• WHAT THE EXERCISE ASKS
From the entries, copy every line that carries the string "Goodwin".

(Collection entries)
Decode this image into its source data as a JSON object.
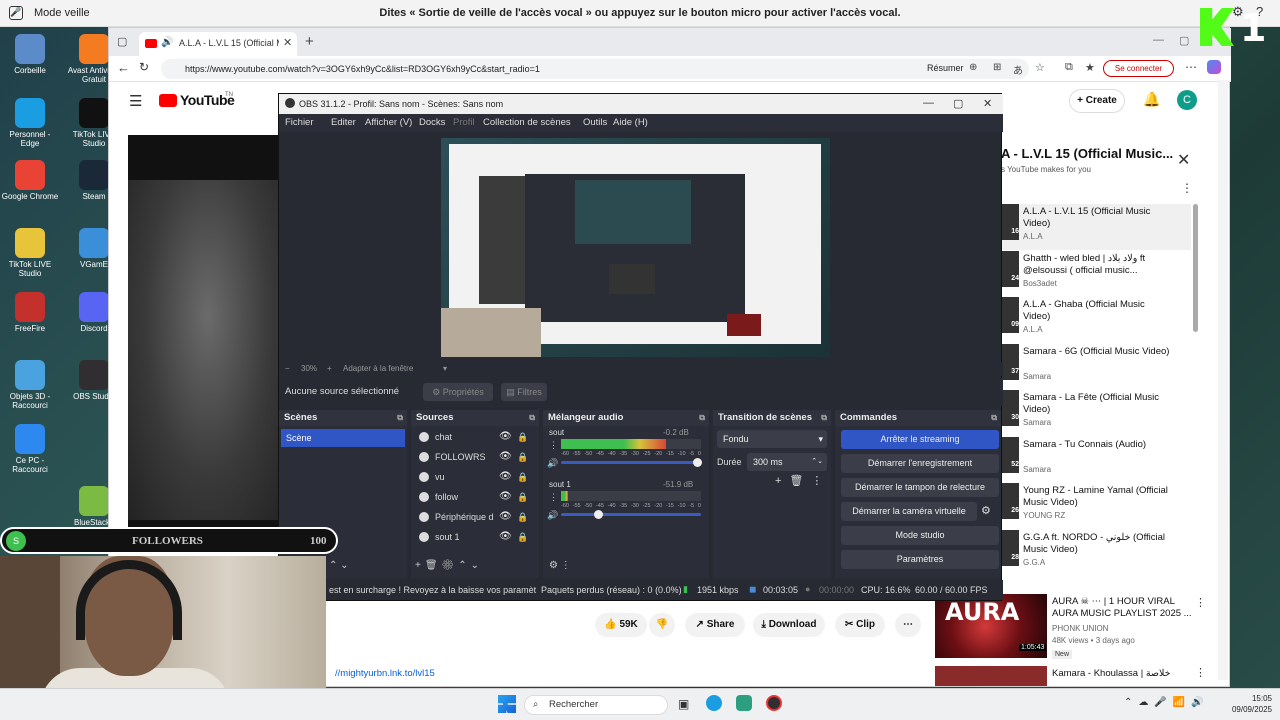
{
  "voice": {
    "mode": "Mode veille",
    "message": "Dites « Sortie de veille de l'accès vocal » ou appuyez sur le bouton micro pour activer l'accès vocal."
  },
  "overlay_logo": {
    "number": "1"
  },
  "desktop_icons": [
    {
      "label": "Corbeille",
      "color": "#5b8bc9"
    },
    {
      "label": "Avast Antivirus Gratuit",
      "color": "#f47b20"
    },
    {
      "label": "Personnel - Edge",
      "color": "#1b9de2"
    },
    {
      "label": "TikTok LIVE Studio",
      "color": "#111111"
    },
    {
      "label": "Google Chrome",
      "color": "#e94335"
    },
    {
      "label": "Steam",
      "color": "#1b2838"
    },
    {
      "label": "TikTok LIVE Studio",
      "color": "#e8c43a"
    },
    {
      "label": "VGamE",
      "color": "#3b8fd9"
    },
    {
      "label": "FreeFire",
      "color": "#c4302b"
    },
    {
      "label": "Discord",
      "color": "#5865f2"
    },
    {
      "label": "Objets 3D - Raccourci",
      "color": "#4aa3df"
    },
    {
      "label": "OBS Studio",
      "color": "#302e31"
    },
    {
      "label": "Ce PC - Raccourci",
      "color": "#2d89ef"
    },
    {
      "label": "BlueStacks",
      "color": "#7bbb44"
    }
  ],
  "browser": {
    "tab_title": "A.L.A - L.V.L 15 (Official Mus",
    "url": "https://www.youtube.com/watch?v=3OGY6xh9yCc&list=RD3OGY6xh9yCc&start_radio=1",
    "resumer": "Résumer",
    "se_connecter": "Se connecter"
  },
  "youtube": {
    "logo": "YouTube",
    "logo_sup": "TN",
    "create": "Create",
    "avatar_letter": "C",
    "playlist_title": "A - L.V.L 15 (Official Music...",
    "playlist_sub": "s YouTube makes for you",
    "playlist": [
      {
        "title": "A.L.A - L.V.L 15 (Official Music Video)",
        "channel": "A.L.A",
        "duration": "16"
      },
      {
        "title": "Ghatth - wled bled | ولاد بلاد ft @elsoussi ( official music...",
        "channel": "Bos3adet",
        "duration": "24"
      },
      {
        "title": "A.L.A - Ghaba (Official Music Video)",
        "channel": "A.L.A",
        "duration": "09"
      },
      {
        "title": "Samara - 6G (Official Music Video)",
        "channel": "Samara",
        "duration": "37"
      },
      {
        "title": "Samara - La Fête (Official Music Video)",
        "channel": "Samara",
        "duration": "30"
      },
      {
        "title": "Samara - Tu Connais (Audio)",
        "channel": "Samara",
        "duration": "52"
      },
      {
        "title": "Young RZ - Lamine Yamal (Official Music Video)",
        "channel": "YOUNG RZ",
        "duration": "26"
      },
      {
        "title": "G.G.A ft. NORDO - خلوني (Official Music Video)",
        "channel": "G.G.A",
        "duration": "28"
      }
    ],
    "actions": {
      "likes": "59K",
      "share": "Share",
      "download": "Download",
      "clip": "Clip"
    },
    "desc_link": "//mightyurbn.lnk.to/lvl15",
    "rec1": {
      "title": "AURA ☠ ⋯ | 1 HOUR VIRAL AURA MUSIC PLAYLIST 2025 ...",
      "channel": "PHONK UNION",
      "meta": "48K views • 3 days ago",
      "badge": "New",
      "duration": "1:05:43",
      "thumb_text": "AURA"
    },
    "rec2": {
      "title": "Kamara - Khoulassa | خلاصة"
    }
  },
  "obs": {
    "title": "OBS 31.1.2 - Profil: Sans nom - Scènes: Sans nom",
    "menu": [
      "Fichier",
      "Editer",
      "Afficher (V)",
      "Docks",
      "Profil",
      "Collection de scènes",
      "Outils",
      "Aide (H)"
    ],
    "zoom": "30%",
    "fit": "Adapter à la fenêtre",
    "no_source": "Aucune source sélectionné",
    "properties": "Propriétés",
    "filters": "Filtres",
    "scenes_header": "Scènes",
    "scenes": [
      "Scène"
    ],
    "sources_header": "Sources",
    "sources": [
      "chat",
      "FOLLOWRS",
      "vu",
      "follow",
      "Périphérique d",
      "sout 1"
    ],
    "mixer_header": "Mélangeur audio",
    "mixer": [
      {
        "name": "sout",
        "db": "-0.2 dB",
        "level": 0.75,
        "volume": 1.0
      },
      {
        "name": "sout 1",
        "db": "-51.9 dB",
        "level": 0.05,
        "volume": 0.25
      }
    ],
    "meter_scale": [
      "-60",
      "-55",
      "-50",
      "-45",
      "-40",
      "-35",
      "-30",
      "-25",
      "-20",
      "-15",
      "-10",
      "-5",
      "0"
    ],
    "transitions_header": "Transition de scènes",
    "transition": "Fondu",
    "duration_label": "Durée",
    "duration_value": "300 ms",
    "commands_header": "Commandes",
    "commands": [
      "Arrêter le streaming",
      "Démarrer l'enregistrement",
      "Démarrer le tampon de relecture",
      "Démarrer la caméra virtuelle",
      "Mode studio",
      "Paramètres"
    ],
    "status": {
      "warning": "est en surcharge ! Revoyez à la baisse vos paramèt",
      "dropped": "Paquets perdus (réseau) : 0 (0.0%)",
      "bitrate": "1951 kbps",
      "live_time": "00:03:05",
      "rec_time": "00:00:00",
      "cpu": "CPU: 16.6%",
      "fps": "60.00 / 60.00 FPS"
    }
  },
  "followers_bar": {
    "label": "FOLLOWERS",
    "count": "100",
    "icon_letter": "S"
  },
  "taskbar": {
    "search": "Rechercher",
    "time": "15:05",
    "date": "09/09/2025"
  }
}
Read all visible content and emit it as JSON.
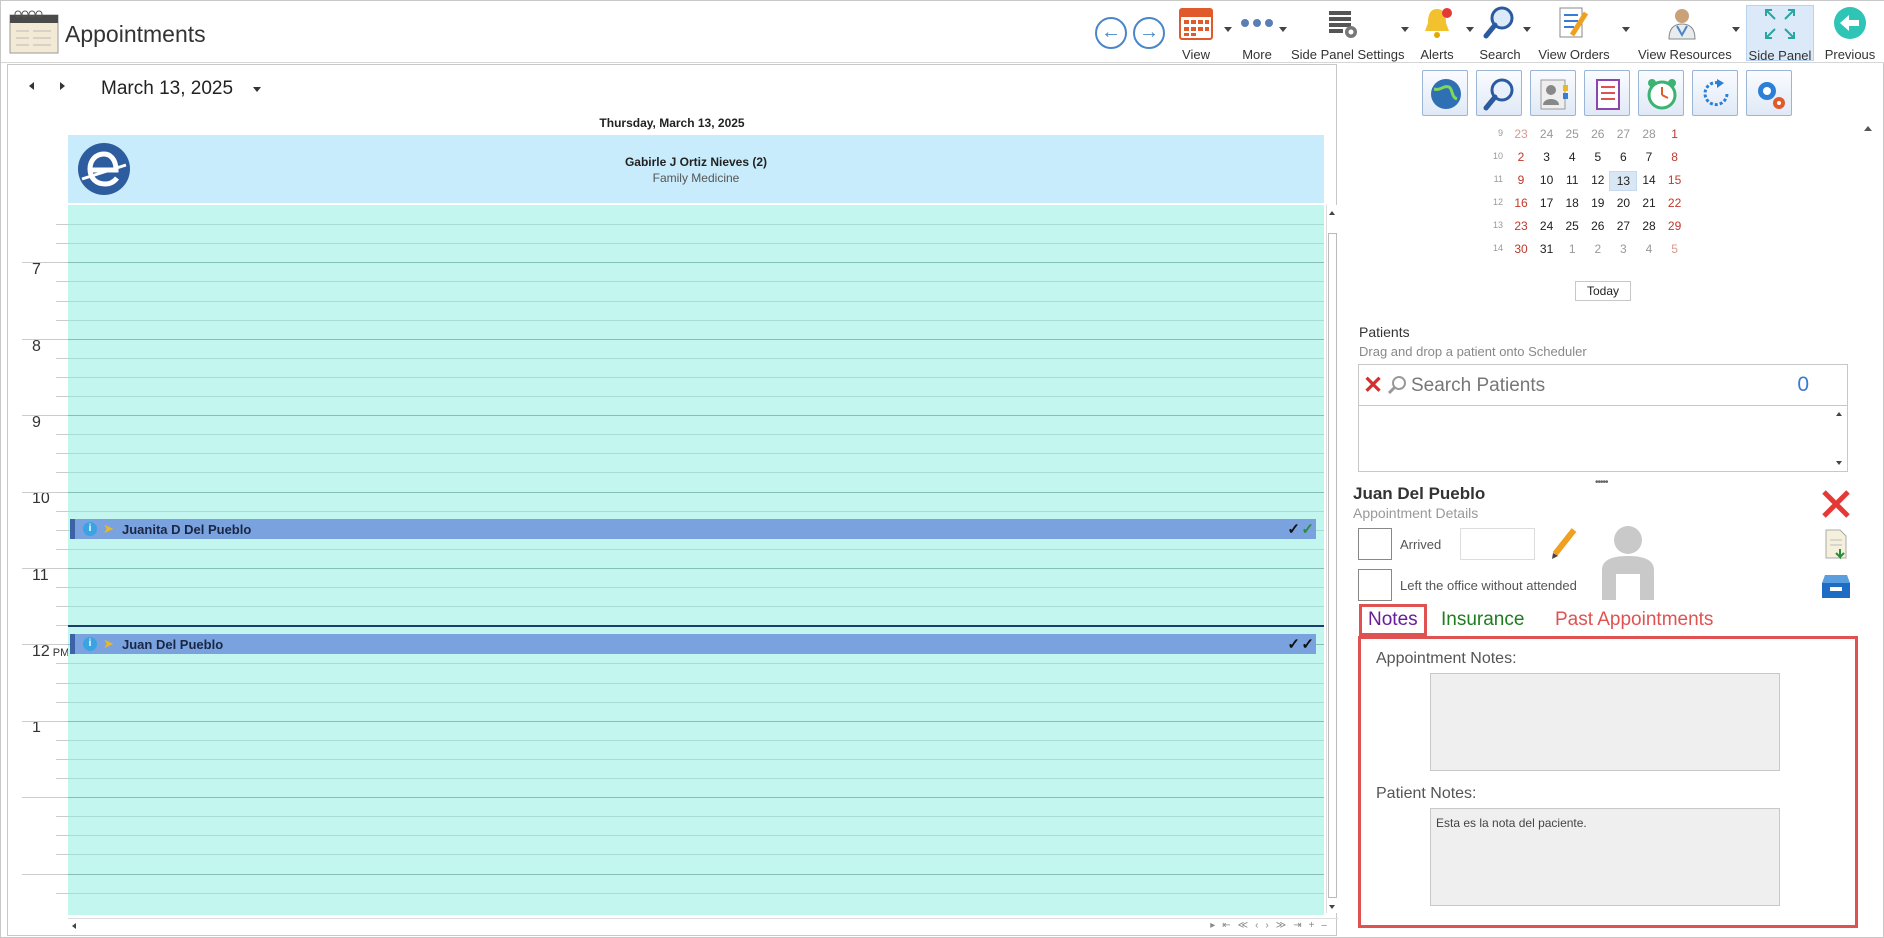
{
  "header": {
    "title": "Appointments",
    "toolbar": [
      {
        "id": "view",
        "label": "View",
        "icon": "calendar-icon"
      },
      {
        "id": "more",
        "label": "More",
        "icon": "more-dots-icon"
      },
      {
        "id": "side_panel_settings",
        "label": "Side Panel Settings",
        "icon": "table-gear-icon"
      },
      {
        "id": "alerts",
        "label": "Alerts",
        "icon": "bell-icon"
      },
      {
        "id": "search",
        "label": "Search",
        "icon": "magnifier-icon"
      },
      {
        "id": "view_orders",
        "label": "View Orders",
        "icon": "orders-pencil-icon"
      },
      {
        "id": "view_resources",
        "label": "View Resources",
        "icon": "doctor-icon"
      },
      {
        "id": "side_panel",
        "label": "Side Panel",
        "icon": "expand-arrows-icon",
        "active": true
      },
      {
        "id": "previous",
        "label": "Previous",
        "icon": "back-arrow-icon"
      }
    ],
    "labels": {
      "view": "View",
      "more": "More",
      "side_panel_settings": "Side Panel Settings",
      "alerts": "Alerts",
      "search": "Search",
      "view_orders": "View Orders",
      "view_resources": "View Resources",
      "side_panel": "Side Panel",
      "previous": "Previous"
    }
  },
  "scheduler": {
    "date": "March 13, 2025",
    "day_heading": "Thursday, March 13, 2025",
    "resource": {
      "name": "Gabirle J Ortiz Nieves (2)",
      "specialty": "Family Medicine"
    },
    "hours": [
      {
        "label": "7",
        "ampm": ""
      },
      {
        "label": "8",
        "ampm": ""
      },
      {
        "label": "9",
        "ampm": ""
      },
      {
        "label": "10",
        "ampm": ""
      },
      {
        "label": "11",
        "ampm": ""
      },
      {
        "label": "12",
        "ampm": "PM"
      },
      {
        "label": "1",
        "ampm": ""
      }
    ],
    "appointments": [
      {
        "name": "Juanita D Del Pueblo"
      },
      {
        "name": "Juan Del Pueblo"
      }
    ]
  },
  "side_panel": {
    "tools": [
      "globe-icon",
      "magnifier-icon",
      "contact-card-icon",
      "clipboard-icon",
      "alarm-clock-icon",
      "refresh-icon",
      "gears-icon"
    ],
    "calendar": {
      "weeks": [
        {
          "wk": "9",
          "days": [
            "23",
            "24",
            "25",
            "26",
            "27",
            "28",
            "1"
          ]
        },
        {
          "wk": "10",
          "days": [
            "2",
            "3",
            "4",
            "5",
            "6",
            "7",
            "8"
          ]
        },
        {
          "wk": "11",
          "days": [
            "9",
            "10",
            "11",
            "12",
            "13",
            "14",
            "15"
          ]
        },
        {
          "wk": "12",
          "days": [
            "16",
            "17",
            "18",
            "19",
            "20",
            "21",
            "22"
          ]
        },
        {
          "wk": "13",
          "days": [
            "23",
            "24",
            "25",
            "26",
            "27",
            "28",
            "29"
          ]
        },
        {
          "wk": "14",
          "days": [
            "30",
            "31",
            "1",
            "2",
            "3",
            "4",
            "5"
          ]
        }
      ],
      "selected": "13",
      "today_label": "Today"
    },
    "patients": {
      "title": "Patients",
      "subtitle": "Drag and drop a patient onto Scheduler",
      "search_placeholder": "Search Patients",
      "count": "0"
    },
    "details": {
      "patient_name": "Juan Del Pueblo",
      "subtitle": "Appointment Details",
      "arrived_label": "Arrived",
      "left_office_label": "Left the office without attended",
      "tabs": {
        "notes": "Notes",
        "insurance": "Insurance",
        "past": "Past Appointments"
      },
      "appointment_notes_label": "Appointment Notes:",
      "appointment_notes": "",
      "patient_notes_label": "Patient Notes:",
      "patient_notes": "Esta es la nota del paciente."
    }
  },
  "colors": {
    "accent": "#4a86c8",
    "grid": "#c2f6ef",
    "resource_header": "#c8ecfb",
    "appointment": "#7aa2df",
    "highlight": "#e05252"
  }
}
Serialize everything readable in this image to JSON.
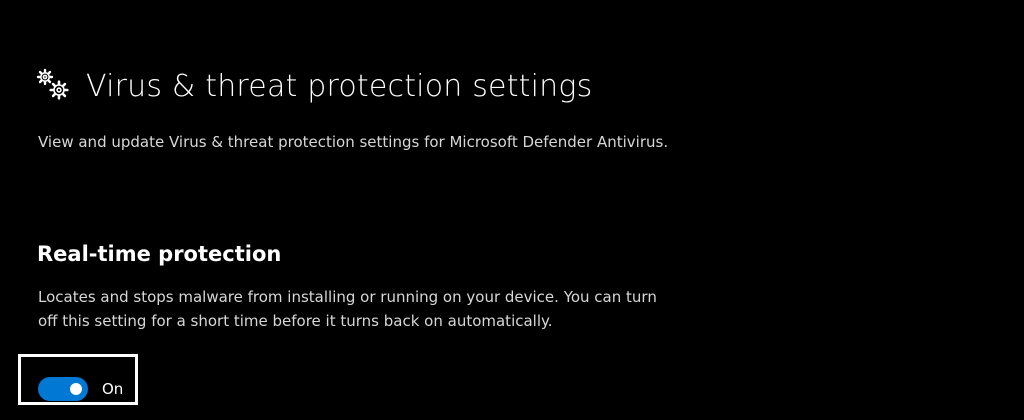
{
  "header": {
    "icon": "gear-icon",
    "title": "Virus & threat protection settings",
    "description": "View and update Virus & threat protection settings for Microsoft Defender Antivirus."
  },
  "real_time_protection": {
    "title": "Real-time protection",
    "description": "Locates and stops malware from installing or running on your device. You can turn off this setting for a short time before it turns back on automatically.",
    "toggle": {
      "state": "on",
      "label": "On",
      "accent_color": "#0078d4"
    }
  },
  "colors": {
    "background": "#000000",
    "focus_outline": "#ffffff"
  }
}
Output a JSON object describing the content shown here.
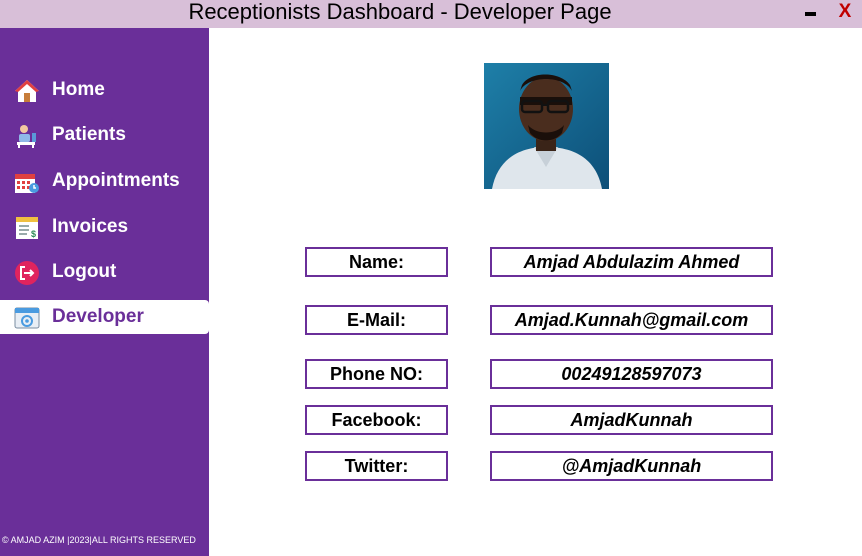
{
  "window": {
    "title": "Receptionists Dashboard - Developer Page",
    "close_label": "X"
  },
  "sidebar": {
    "items": [
      {
        "label": "Home",
        "icon": "home-icon"
      },
      {
        "label": "Patients",
        "icon": "patients-icon"
      },
      {
        "label": "Appointments",
        "icon": "calendar-icon"
      },
      {
        "label": "Invoices",
        "icon": "invoice-icon"
      },
      {
        "label": "Logout",
        "icon": "logout-icon"
      },
      {
        "label": "Developer",
        "icon": "developer-icon",
        "active": true
      }
    ],
    "footer": "© AMJAD AZIM |2023|ALL RIGHTS RESERVED"
  },
  "developer": {
    "fields": [
      {
        "label": "Name:",
        "value": "Amjad Abdulazim Ahmed"
      },
      {
        "label": "E-Mail:",
        "value": "Amjad.Kunnah@gmail.com"
      },
      {
        "label": "Phone NO:",
        "value": "00249128597073"
      },
      {
        "label": "Facebook:",
        "value": "AmjadKunnah"
      },
      {
        "label": "Twitter:",
        "value": "@AmjadKunnah"
      }
    ]
  },
  "colors": {
    "sidebar": "#6a2f99",
    "titlebar": "#d8bfd8",
    "close": "#c00000"
  }
}
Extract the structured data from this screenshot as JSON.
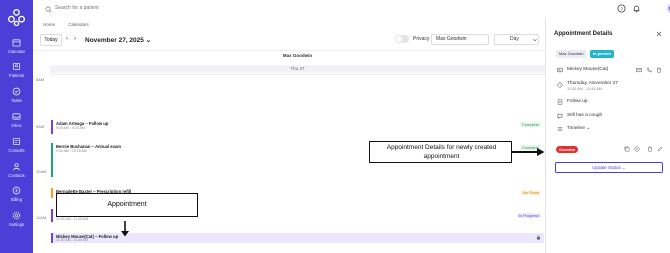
{
  "sidebar": {
    "items": [
      {
        "label": "Calendar",
        "icon": "calendar-icon"
      },
      {
        "label": "Patients",
        "icon": "patients-icon"
      },
      {
        "label": "Tasks",
        "icon": "tasks-icon"
      },
      {
        "label": "Inbox",
        "icon": "inbox-icon"
      },
      {
        "label": "Consults",
        "icon": "consults-icon"
      },
      {
        "label": "Contacts",
        "icon": "contacts-icon"
      },
      {
        "label": "Billing",
        "icon": "billing-icon"
      },
      {
        "label": "Settings",
        "icon": "settings-icon"
      }
    ]
  },
  "topbar": {
    "search_placeholder": "Search for a patient",
    "avatar_initials": "MG",
    "add_label": "+"
  },
  "breadcrumb": [
    "Home",
    "Calendars"
  ],
  "toolbar": {
    "today_label": "Today",
    "prev_label": "‹",
    "next_label": "›",
    "date_title": "November 27, 2025 ⌄",
    "privacy_label": "Privacy",
    "provider_value": "Max Goodwin",
    "view_value": "Day"
  },
  "calendar": {
    "column_header": "Max Goodwin",
    "day_header": "Thu 27",
    "hours": [
      "8AM",
      "9AM",
      "10AM",
      "11AM"
    ],
    "appointments": [
      {
        "title": "Adam Arteaga – Follow up",
        "time": "9:00 AM - 9:15 AM",
        "status": "Complete",
        "status_kind": "complete",
        "color": "#7c3aed"
      },
      {
        "title": "Bernie Buchanan – Annual exam",
        "time": "9:30 AM - 10:15 AM",
        "status": "Complete",
        "status_kind": "complete",
        "color": "#21a37a"
      },
      {
        "title": "Bernadette Baxter – Prescription refill",
        "time": "10:30 AM - 10:45 AM",
        "status": "No Show",
        "status_kind": "noshow",
        "color": "#f0a020"
      },
      {
        "title": "",
        "time": "11:00 AM - 11:15 AM",
        "status": "In Progress",
        "status_kind": "progress",
        "color": "#7c3aed"
      },
      {
        "title": "Mickey Mouse(Cat) – Follow up",
        "time": "11:30 AM - 11:45 AM",
        "status": "",
        "status_kind": "selected",
        "color": "#7c3aed"
      }
    ]
  },
  "annotations": {
    "details_box": "Appointment Details for newly created appointment",
    "appt_box": "Appointment"
  },
  "panel": {
    "title": "Appointment Details",
    "provider_tag": "Max Goodwin",
    "visit_tag": "In person",
    "patient": "Mickey Mouse(Cat)",
    "date": "Thursday, November 27",
    "time": "11:30 AM - 11:45 AM",
    "reason": "Follow up",
    "note": "Still has a cough",
    "timeline_label": "Timeline ⌄",
    "overdue_label": "Overdue",
    "update_status_label": "Update Status ⌄"
  }
}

• EXERCISE RESULT
    "provider_value": "Max Goodwin",
    "column_header": "Max Goodwin",
    "provider_tag": "Max Goodwin",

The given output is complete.